== What is asked ==
Output every entry exactly as given.

· · ·

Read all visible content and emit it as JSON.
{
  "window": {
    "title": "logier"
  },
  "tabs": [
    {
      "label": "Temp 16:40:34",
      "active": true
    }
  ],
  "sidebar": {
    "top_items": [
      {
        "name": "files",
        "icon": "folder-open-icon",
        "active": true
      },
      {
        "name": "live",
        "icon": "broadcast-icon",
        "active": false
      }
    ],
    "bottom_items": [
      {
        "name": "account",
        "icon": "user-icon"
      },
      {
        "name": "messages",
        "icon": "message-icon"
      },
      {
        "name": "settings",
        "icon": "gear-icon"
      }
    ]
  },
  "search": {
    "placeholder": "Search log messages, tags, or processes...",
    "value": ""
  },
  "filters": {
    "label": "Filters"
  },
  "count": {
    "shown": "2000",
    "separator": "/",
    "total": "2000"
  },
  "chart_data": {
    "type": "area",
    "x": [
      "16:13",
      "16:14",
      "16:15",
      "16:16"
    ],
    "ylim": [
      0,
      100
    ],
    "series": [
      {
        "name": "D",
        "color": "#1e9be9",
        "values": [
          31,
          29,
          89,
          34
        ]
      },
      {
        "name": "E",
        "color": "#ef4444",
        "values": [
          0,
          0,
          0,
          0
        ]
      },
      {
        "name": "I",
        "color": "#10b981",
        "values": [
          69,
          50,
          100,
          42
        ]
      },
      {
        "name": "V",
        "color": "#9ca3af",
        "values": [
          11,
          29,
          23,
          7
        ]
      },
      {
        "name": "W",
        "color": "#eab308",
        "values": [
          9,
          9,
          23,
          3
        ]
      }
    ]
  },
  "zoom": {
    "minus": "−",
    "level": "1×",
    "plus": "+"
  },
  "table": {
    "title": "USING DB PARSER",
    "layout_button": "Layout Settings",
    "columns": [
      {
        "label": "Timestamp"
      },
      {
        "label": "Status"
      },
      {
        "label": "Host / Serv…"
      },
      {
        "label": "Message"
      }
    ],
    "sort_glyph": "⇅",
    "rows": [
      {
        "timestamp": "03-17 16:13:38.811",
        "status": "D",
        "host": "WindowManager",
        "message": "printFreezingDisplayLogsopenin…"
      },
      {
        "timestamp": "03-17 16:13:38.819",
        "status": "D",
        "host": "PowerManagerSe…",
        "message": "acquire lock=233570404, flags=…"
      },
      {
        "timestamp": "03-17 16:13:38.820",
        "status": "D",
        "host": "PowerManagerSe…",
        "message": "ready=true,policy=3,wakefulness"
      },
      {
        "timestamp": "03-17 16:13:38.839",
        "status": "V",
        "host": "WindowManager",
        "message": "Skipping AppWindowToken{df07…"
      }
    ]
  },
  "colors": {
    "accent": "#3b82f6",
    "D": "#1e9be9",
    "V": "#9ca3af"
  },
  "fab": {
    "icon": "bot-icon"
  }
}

· · ·

== Exercise result ==
Read all visible content and emit it as JSON.
{
  "window": {
    "title": "logier"
  },
  "tabs": [
    {
      "label": "Temp 16:40:34",
      "active": true
    }
  ],
  "sidebar": {
    "top_items": [
      {
        "name": "files",
        "icon": "folder-open-icon",
        "active": true
      },
      {
        "name": "live",
        "icon": "broadcast-icon",
        "active": false
      }
    ],
    "bottom_items": [
      {
        "name": "account",
        "icon": "user-icon"
      },
      {
        "name": "messages",
        "icon": "message-icon"
      },
      {
        "name": "settings",
        "icon": "gear-icon"
      }
    ]
  },
  "search": {
    "placeholder": "Search log messages, tags, or processes...",
    "value": ""
  },
  "filters": {
    "label": "Filters"
  },
  "count": {
    "shown": "2000",
    "separator": "/",
    "total": "2000"
  },
  "chart_data": {
    "type": "area",
    "x": [
      "16:13",
      "16:14",
      "16:15",
      "16:16"
    ],
    "ylim": [
      0,
      100
    ],
    "series": [
      {
        "name": "D",
        "color": "#1e9be9",
        "values": [
          31,
          29,
          89,
          34
        ]
      },
      {
        "name": "E",
        "color": "#ef4444",
        "values": [
          0,
          0,
          0,
          0
        ]
      },
      {
        "name": "I",
        "color": "#10b981",
        "values": [
          69,
          50,
          100,
          42
        ]
      },
      {
        "name": "V",
        "color": "#9ca3af",
        "values": [
          11,
          29,
          23,
          7
        ]
      },
      {
        "name": "W",
        "color": "#eab308",
        "values": [
          9,
          9,
          23,
          3
        ]
      }
    ]
  },
  "zoom": {
    "minus": "−",
    "level": "1×",
    "plus": "+"
  },
  "table": {
    "title": "USING DB PARSER",
    "layout_button": "Layout Settings",
    "columns": [
      {
        "label": "Timestamp"
      },
      {
        "label": "Status"
      },
      {
        "label": "Host / Serv…"
      },
      {
        "label": "Message"
      }
    ],
    "sort_glyph": "⇅",
    "rows": [
      {
        "timestamp": "03-17 16:13:38.811",
        "status": "D",
        "host": "WindowManager",
        "message": "printFreezingDisplayLogsopenin…"
      },
      {
        "timestamp": "03-17 16:13:38.819",
        "status": "D",
        "host": "PowerManagerSe…",
        "message": "acquire lock=233570404, flags=…"
      },
      {
        "timestamp": "03-17 16:13:38.820",
        "status": "D",
        "host": "PowerManagerSe…",
        "message": "ready=true,policy=3,wakefulness"
      },
      {
        "timestamp": "03-17 16:13:38.839",
        "status": "V",
        "host": "WindowManager",
        "message": "Skipping AppWindowToken{df07…"
      }
    ]
  },
  "colors": {
    "accent": "#3b82f6",
    "D": "#1e9be9",
    "V": "#9ca3af"
  },
  "fab": {
    "icon": "bot-icon"
  }
}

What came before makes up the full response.